**Task details**
Reproduce the listing word for word, leaving every picture behind.

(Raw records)
== == ==

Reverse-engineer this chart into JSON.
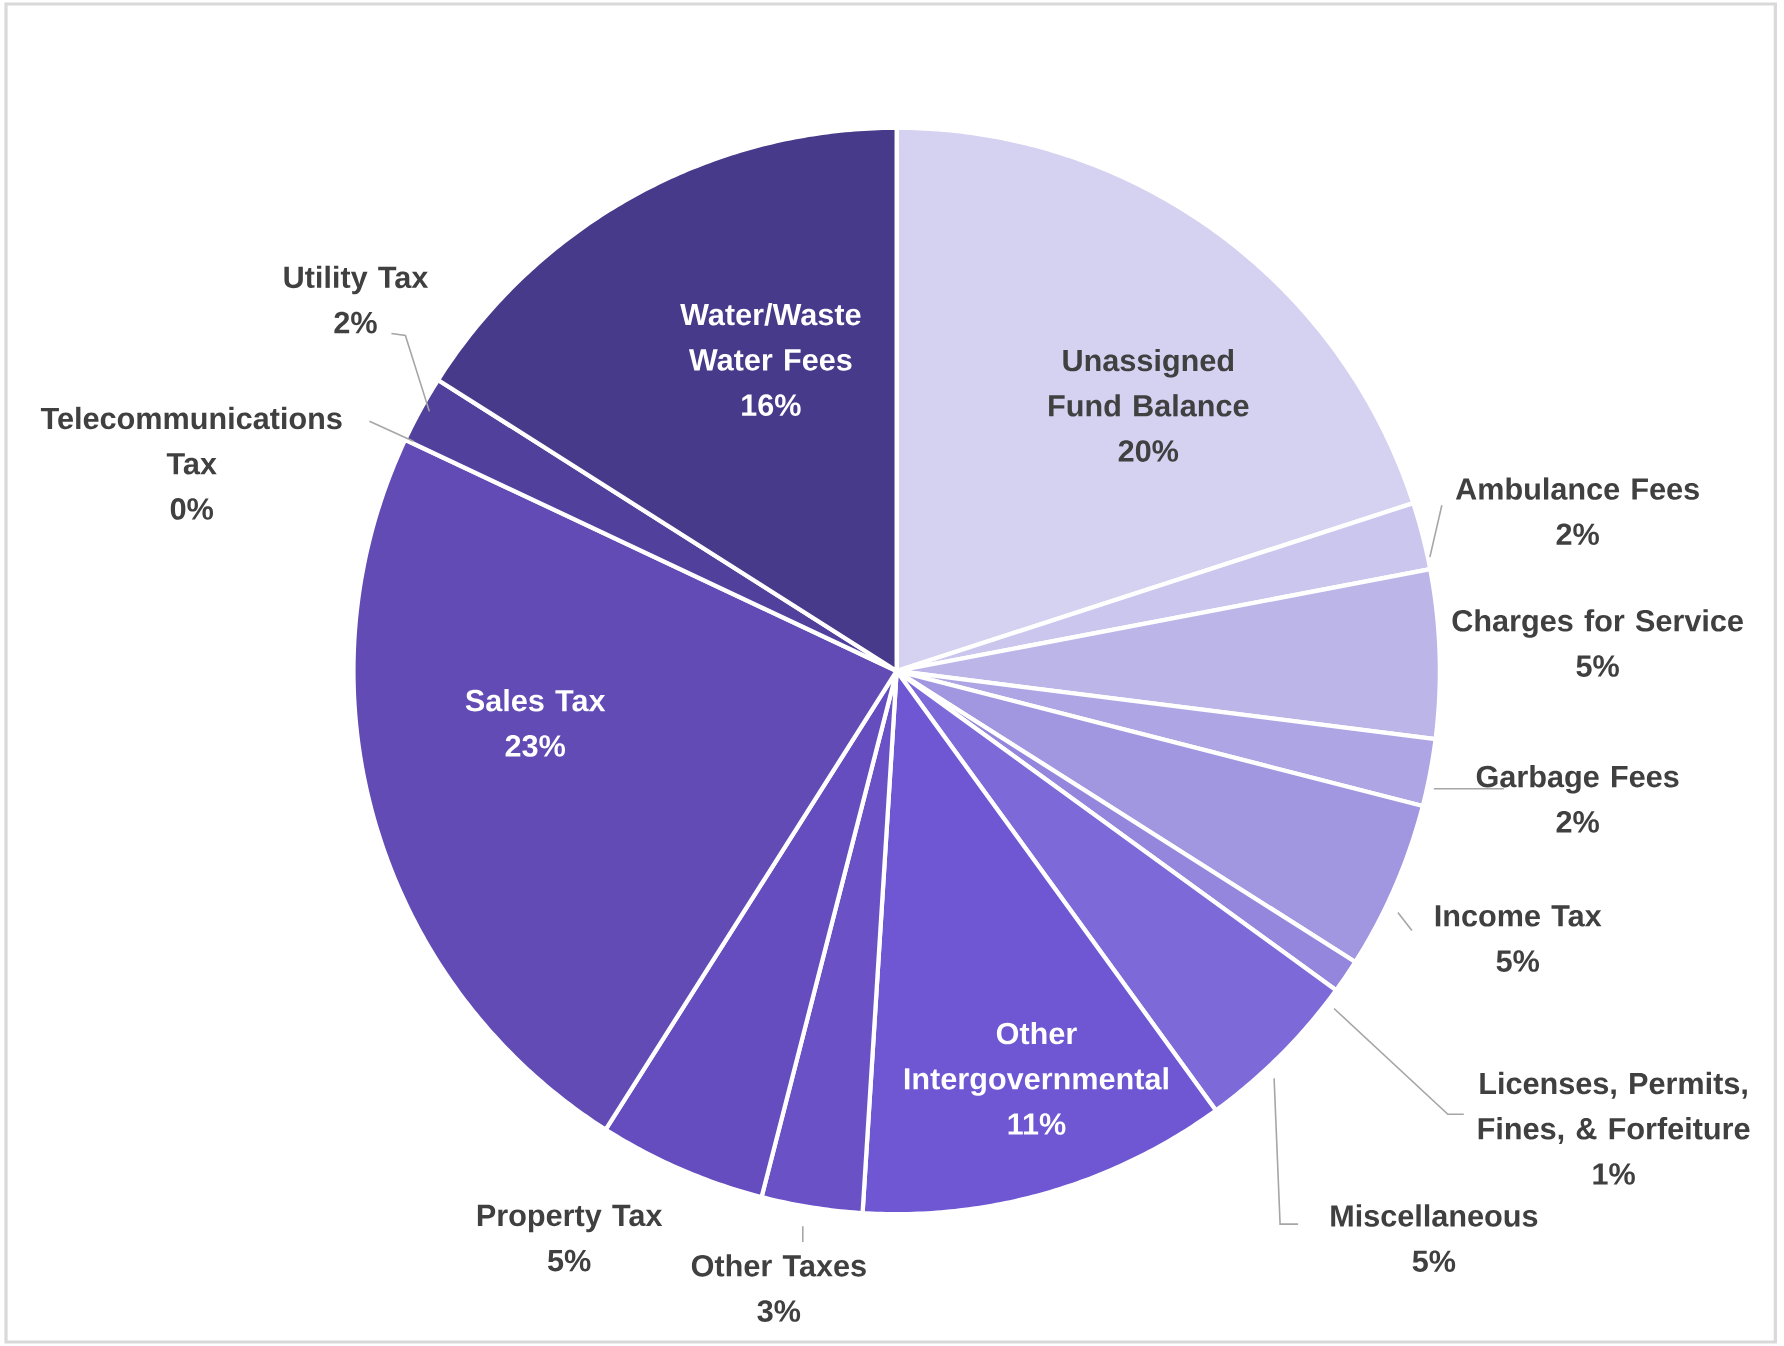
{
  "chart_data": {
    "type": "pie",
    "categories": [
      "Unassigned Fund Balance",
      "Ambulance Fees",
      "Charges for Service",
      "Garbage Fees",
      "Income Tax",
      "Licenses, Permits, Fines, & Forfeiture",
      "Miscellaneous",
      "Other Intergovernmental",
      "Other Taxes",
      "Property Tax",
      "Sales Tax",
      "Telecommunications Tax",
      "Utility Tax",
      "Water/Waste Water Fees"
    ],
    "values": [
      20,
      2,
      5,
      2,
      5,
      1,
      5,
      11,
      3,
      5,
      23,
      0,
      2,
      16
    ],
    "value_labels": [
      "20%",
      "2%",
      "5%",
      "2%",
      "5%",
      "1%",
      "5%",
      "11%",
      "3%",
      "5%",
      "23%",
      "0%",
      "2%",
      "16%"
    ],
    "colors": [
      "#d5d1f1",
      "#cbc6ee",
      "#bcb5e8",
      "#aea6e4",
      "#a196e0",
      "#9386dc",
      "#7d6ad8",
      "#6f57d3",
      "#6a51c6",
      "#654dbf",
      "#624bb5",
      "#5742a8",
      "#51409c",
      "#483a8a"
    ]
  }
}
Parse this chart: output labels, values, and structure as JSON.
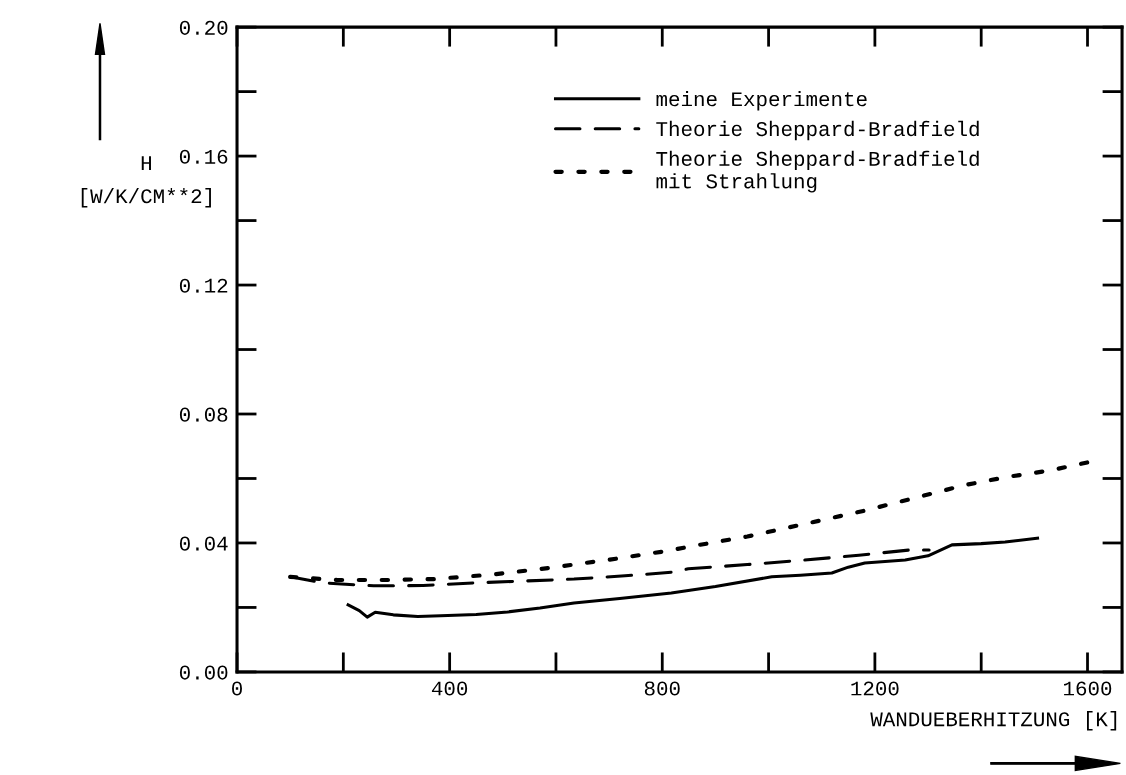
{
  "chart_data": {
    "type": "line",
    "xlabel": "WANDUEBERHITZUNG [K]",
    "ylabel": "H\n[W/K/CM**2]",
    "xlim": [
      0,
      1665
    ],
    "ylim": [
      0,
      0.2
    ],
    "xticks": [
      0,
      400,
      800,
      1200,
      1600
    ],
    "yticks": [
      {
        "value": 0,
        "label": "0.00"
      },
      {
        "value": 0.04,
        "label": "0.04"
      },
      {
        "value": 0.08,
        "label": "0.08"
      },
      {
        "value": 0.12,
        "label": "0.12"
      },
      {
        "value": 0.16,
        "label": "0.16"
      },
      {
        "value": 0.2,
        "label": "0.20"
      }
    ],
    "grid": false,
    "legend": "top",
    "marker": "none",
    "series": [
      {
        "name": "meine Experimente",
        "color": "#000000",
        "line_style": "solid",
        "x": [
          209,
          230,
          245,
          260,
          294,
          340,
          383,
          450,
          509,
          570,
          634,
          720,
          817,
          900,
          1006,
          1060,
          1119,
          1150,
          1181,
          1257,
          1300,
          1345,
          1400,
          1445,
          1506
        ],
        "values": [
          0.0208,
          0.019,
          0.017,
          0.0185,
          0.0177,
          0.0172,
          0.0174,
          0.0178,
          0.0186,
          0.0198,
          0.0214,
          0.0228,
          0.0245,
          0.0265,
          0.0295,
          0.03,
          0.0307,
          0.0325,
          0.0338,
          0.0347,
          0.036,
          0.0394,
          0.0398,
          0.0403,
          0.0415
        ]
      },
      {
        "name": "Theorie Sheppard-Bradfield",
        "color": "#000000",
        "line_style": "dashed",
        "x": [
          100,
          162,
          257,
          350,
          445,
          540,
          634,
          730,
          823,
          849,
          960,
          1068,
          1170,
          1264,
          1302
        ],
        "values": [
          0.0295,
          0.0276,
          0.0267,
          0.0268,
          0.0276,
          0.0282,
          0.0288,
          0.0298,
          0.031,
          0.032,
          0.0333,
          0.0347,
          0.0362,
          0.0378,
          0.0378
        ]
      },
      {
        "name": "Theorie Sheppard-Bradfield\nmit Strahlung",
        "color": "#000000",
        "line_style": "dotted",
        "x": [
          100,
          189,
          280,
          370,
          480,
          585,
          700,
          808,
          849,
          960,
          1068,
          1180,
          1283,
          1370,
          1450,
          1530,
          1600
        ],
        "values": [
          0.0295,
          0.0285,
          0.0285,
          0.0288,
          0.0302,
          0.0322,
          0.0348,
          0.0375,
          0.0388,
          0.042,
          0.0459,
          0.05,
          0.0543,
          0.058,
          0.0605,
          0.0625,
          0.065
        ]
      }
    ]
  }
}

== == ==

**Output of the task**
Reverse-engineer this chart into JSON.
{
  "chart_data": {
    "type": "pie",
    "categories": [
      "Unassigned Fund Balance",
      "Ambulance Fees",
      "Charges for Service",
      "Garbage Fees",
      "Income Tax",
      "Licenses, Permits, Fines, & Forfeiture",
      "Miscellaneous",
      "Other Intergovernmental",
      "Other Taxes",
      "Property Tax",
      "Sales Tax",
      "Telecommunications Tax",
      "Utility Tax",
      "Water/Waste Water Fees"
    ],
    "values": [
      20,
      2,
      5,
      2,
      5,
      1,
      5,
      11,
      3,
      5,
      23,
      0,
      2,
      16
    ],
    "value_labels": [
      "20%",
      "2%",
      "5%",
      "2%",
      "5%",
      "1%",
      "5%",
      "11%",
      "3%",
      "5%",
      "23%",
      "0%",
      "2%",
      "16%"
    ],
    "colors": [
      "#d5d1f1",
      "#cbc6ee",
      "#bcb5e8",
      "#aea6e4",
      "#a196e0",
      "#9386dc",
      "#7d6ad8",
      "#6f57d3",
      "#6a51c6",
      "#654dbf",
      "#624bb5",
      "#5742a8",
      "#51409c",
      "#483a8a"
    ]
  }
}
Parse this chart: output labels, values, and structure as JSON.
{
  "chart_data": {
    "type": "line",
    "xlabel": "WANDUEBERHITZUNG [K]",
    "ylabel": "H\n[W/K/CM**2]",
    "xlim": [
      0,
      1665
    ],
    "ylim": [
      0,
      0.2
    ],
    "xticks": [
      0,
      400,
      800,
      1200,
      1600
    ],
    "yticks": [
      {
        "value": 0,
        "label": "0.00"
      },
      {
        "value": 0.04,
        "label": "0.04"
      },
      {
        "value": 0.08,
        "label": "0.08"
      },
      {
        "value": 0.12,
        "label": "0.12"
      },
      {
        "value": 0.16,
        "label": "0.16"
      },
      {
        "value": 0.2,
        "label": "0.20"
      }
    ],
    "grid": false,
    "legend": "top",
    "marker": "none",
    "series": [
      {
        "name": "meine Experimente",
        "color": "#000000",
        "line_style": "solid",
        "x": [
          209,
          230,
          245,
          260,
          294,
          340,
          383,
          450,
          509,
          570,
          634,
          720,
          817,
          900,
          1006,
          1060,
          1119,
          1150,
          1181,
          1257,
          1300,
          1345,
          1400,
          1445,
          1506
        ],
        "values": [
          0.0208,
          0.019,
          0.017,
          0.0185,
          0.0177,
          0.0172,
          0.0174,
          0.0178,
          0.0186,
          0.0198,
          0.0214,
          0.0228,
          0.0245,
          0.0265,
          0.0295,
          0.03,
          0.0307,
          0.0325,
          0.0338,
          0.0347,
          0.036,
          0.0394,
          0.0398,
          0.0403,
          0.0415
        ]
      },
      {
        "name": "Theorie Sheppard-Bradfield",
        "color": "#000000",
        "line_style": "dashed",
        "x": [
          100,
          162,
          257,
          350,
          445,
          540,
          634,
          730,
          823,
          849,
          960,
          1068,
          1170,
          1264,
          1302
        ],
        "values": [
          0.0295,
          0.0276,
          0.0267,
          0.0268,
          0.0276,
          0.0282,
          0.0288,
          0.0298,
          0.031,
          0.032,
          0.0333,
          0.0347,
          0.0362,
          0.0378,
          0.0378
        ]
      },
      {
        "name": "Theorie Sheppard-Bradfield\nmit Strahlung",
        "color": "#000000",
        "line_style": "dotted",
        "x": [
          100,
          189,
          280,
          370,
          480,
          585,
          700,
          808,
          849,
          960,
          1068,
          1180,
          1283,
          1370,
          1450,
          1530,
          1600
        ],
        "values": [
          0.0295,
          0.0285,
          0.0285,
          0.0288,
          0.0302,
          0.0322,
          0.0348,
          0.0375,
          0.0388,
          0.042,
          0.0459,
          0.05,
          0.0543,
          0.058,
          0.0605,
          0.0625,
          0.065
        ]
      }
    ]
  }
}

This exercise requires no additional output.